→ **Written exercise**:
Show every line in the entries below where the word "screenshot" appears.

□ □ □ □ □ □ □

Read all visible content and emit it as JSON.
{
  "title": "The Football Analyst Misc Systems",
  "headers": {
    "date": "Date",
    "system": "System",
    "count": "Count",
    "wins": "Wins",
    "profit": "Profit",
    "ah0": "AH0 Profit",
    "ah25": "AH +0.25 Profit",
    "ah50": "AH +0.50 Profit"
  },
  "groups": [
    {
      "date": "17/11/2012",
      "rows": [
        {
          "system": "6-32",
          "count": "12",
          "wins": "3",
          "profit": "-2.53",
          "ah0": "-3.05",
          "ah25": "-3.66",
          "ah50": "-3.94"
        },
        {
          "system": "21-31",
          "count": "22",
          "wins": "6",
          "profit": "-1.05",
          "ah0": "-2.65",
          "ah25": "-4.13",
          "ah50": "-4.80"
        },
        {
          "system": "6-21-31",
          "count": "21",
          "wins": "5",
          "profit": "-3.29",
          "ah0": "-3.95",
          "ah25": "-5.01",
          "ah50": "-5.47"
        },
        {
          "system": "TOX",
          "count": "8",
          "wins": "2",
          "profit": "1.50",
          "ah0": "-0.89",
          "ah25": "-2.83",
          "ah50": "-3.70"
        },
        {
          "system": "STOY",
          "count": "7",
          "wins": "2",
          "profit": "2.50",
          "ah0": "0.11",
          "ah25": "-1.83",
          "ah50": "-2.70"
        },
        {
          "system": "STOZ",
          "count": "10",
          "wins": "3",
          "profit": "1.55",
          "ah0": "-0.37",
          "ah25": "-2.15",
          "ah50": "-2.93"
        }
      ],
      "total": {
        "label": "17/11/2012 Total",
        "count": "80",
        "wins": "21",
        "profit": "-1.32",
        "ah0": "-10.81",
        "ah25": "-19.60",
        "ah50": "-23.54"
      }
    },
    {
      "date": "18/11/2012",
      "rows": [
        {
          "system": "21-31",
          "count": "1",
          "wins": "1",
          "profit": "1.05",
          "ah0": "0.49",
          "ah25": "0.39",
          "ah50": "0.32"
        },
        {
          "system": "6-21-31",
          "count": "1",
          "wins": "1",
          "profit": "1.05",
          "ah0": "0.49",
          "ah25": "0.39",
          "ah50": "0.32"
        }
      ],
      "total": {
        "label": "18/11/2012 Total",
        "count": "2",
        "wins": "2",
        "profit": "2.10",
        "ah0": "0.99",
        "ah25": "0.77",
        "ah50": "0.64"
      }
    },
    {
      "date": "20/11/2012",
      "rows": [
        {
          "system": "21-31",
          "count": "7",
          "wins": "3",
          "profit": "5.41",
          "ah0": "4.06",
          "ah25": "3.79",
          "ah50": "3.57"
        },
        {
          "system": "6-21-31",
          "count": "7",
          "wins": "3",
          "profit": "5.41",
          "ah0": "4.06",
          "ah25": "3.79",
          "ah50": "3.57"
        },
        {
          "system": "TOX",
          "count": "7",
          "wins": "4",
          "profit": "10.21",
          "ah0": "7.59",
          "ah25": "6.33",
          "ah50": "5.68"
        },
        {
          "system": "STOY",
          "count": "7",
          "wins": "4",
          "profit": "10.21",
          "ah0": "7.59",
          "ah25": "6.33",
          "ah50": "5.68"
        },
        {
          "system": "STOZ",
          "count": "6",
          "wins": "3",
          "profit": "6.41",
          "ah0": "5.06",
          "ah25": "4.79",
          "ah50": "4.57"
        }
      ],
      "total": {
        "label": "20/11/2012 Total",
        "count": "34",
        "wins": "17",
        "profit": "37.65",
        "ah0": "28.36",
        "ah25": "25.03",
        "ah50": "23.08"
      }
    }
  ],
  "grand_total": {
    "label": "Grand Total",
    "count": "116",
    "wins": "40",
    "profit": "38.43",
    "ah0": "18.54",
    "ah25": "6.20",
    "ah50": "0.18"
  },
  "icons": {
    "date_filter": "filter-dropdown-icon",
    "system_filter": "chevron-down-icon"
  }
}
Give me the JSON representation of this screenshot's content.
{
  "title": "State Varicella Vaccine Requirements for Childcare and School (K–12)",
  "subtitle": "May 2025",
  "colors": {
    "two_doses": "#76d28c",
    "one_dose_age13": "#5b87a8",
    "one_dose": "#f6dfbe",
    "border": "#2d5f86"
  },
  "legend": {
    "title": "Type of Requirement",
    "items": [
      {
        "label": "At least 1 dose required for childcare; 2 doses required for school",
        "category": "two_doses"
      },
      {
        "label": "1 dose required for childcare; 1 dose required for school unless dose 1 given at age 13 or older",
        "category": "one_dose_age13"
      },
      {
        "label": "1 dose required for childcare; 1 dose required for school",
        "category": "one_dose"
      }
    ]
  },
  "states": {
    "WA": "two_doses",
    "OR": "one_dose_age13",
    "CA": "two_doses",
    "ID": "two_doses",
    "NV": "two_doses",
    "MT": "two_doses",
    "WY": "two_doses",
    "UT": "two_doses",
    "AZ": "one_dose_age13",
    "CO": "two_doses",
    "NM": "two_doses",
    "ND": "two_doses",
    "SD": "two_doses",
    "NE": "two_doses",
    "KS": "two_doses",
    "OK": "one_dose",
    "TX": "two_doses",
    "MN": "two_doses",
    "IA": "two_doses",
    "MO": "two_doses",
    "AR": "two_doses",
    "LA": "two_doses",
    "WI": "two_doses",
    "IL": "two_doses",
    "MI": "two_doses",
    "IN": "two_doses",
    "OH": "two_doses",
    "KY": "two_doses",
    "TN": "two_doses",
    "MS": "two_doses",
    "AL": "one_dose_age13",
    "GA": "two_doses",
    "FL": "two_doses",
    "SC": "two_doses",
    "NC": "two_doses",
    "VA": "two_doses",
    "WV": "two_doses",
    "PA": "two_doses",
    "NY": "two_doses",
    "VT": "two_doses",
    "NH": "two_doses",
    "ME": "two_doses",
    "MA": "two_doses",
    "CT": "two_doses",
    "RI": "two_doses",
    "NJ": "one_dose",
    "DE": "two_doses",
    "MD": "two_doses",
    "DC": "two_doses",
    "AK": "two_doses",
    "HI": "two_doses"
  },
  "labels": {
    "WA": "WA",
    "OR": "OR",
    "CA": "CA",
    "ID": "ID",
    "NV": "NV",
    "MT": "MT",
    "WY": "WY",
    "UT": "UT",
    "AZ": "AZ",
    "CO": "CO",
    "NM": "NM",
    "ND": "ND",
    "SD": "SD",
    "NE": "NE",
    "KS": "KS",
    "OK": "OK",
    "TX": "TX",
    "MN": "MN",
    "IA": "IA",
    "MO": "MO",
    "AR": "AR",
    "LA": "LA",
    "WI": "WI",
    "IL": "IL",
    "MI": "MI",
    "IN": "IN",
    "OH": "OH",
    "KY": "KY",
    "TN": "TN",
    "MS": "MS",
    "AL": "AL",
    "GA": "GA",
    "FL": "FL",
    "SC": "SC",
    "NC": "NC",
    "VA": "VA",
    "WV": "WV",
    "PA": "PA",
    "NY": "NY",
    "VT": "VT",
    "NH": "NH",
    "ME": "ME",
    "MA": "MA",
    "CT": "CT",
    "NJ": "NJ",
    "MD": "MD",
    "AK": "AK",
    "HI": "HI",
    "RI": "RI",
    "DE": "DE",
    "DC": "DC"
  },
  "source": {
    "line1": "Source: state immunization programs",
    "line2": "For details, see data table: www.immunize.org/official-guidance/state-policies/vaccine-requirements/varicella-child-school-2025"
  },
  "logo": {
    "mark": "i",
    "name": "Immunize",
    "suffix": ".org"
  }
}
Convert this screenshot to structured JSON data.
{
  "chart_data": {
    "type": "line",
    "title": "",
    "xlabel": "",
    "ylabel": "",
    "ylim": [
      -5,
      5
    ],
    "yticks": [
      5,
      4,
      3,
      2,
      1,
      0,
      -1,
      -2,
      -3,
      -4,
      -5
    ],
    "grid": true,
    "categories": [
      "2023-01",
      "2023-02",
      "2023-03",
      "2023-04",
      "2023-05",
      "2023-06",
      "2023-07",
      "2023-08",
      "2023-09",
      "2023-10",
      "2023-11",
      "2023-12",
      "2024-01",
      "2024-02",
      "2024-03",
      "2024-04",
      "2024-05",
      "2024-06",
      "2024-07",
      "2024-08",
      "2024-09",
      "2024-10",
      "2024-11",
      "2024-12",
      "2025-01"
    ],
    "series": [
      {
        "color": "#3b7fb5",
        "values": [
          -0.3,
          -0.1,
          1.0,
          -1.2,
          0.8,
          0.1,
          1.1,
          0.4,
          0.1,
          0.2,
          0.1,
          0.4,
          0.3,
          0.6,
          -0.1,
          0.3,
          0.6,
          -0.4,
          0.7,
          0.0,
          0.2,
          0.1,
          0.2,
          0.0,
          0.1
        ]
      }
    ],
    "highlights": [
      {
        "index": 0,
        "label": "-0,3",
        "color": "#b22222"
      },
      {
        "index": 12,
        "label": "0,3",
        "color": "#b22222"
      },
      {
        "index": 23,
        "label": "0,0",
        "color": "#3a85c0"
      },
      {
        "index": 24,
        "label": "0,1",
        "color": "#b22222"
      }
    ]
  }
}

□ □ □ □ □ □ □

→ **Finished exercise**:
Give me the JSON representation of this screenshot's content.
Convert this screenshot to structured JSON data.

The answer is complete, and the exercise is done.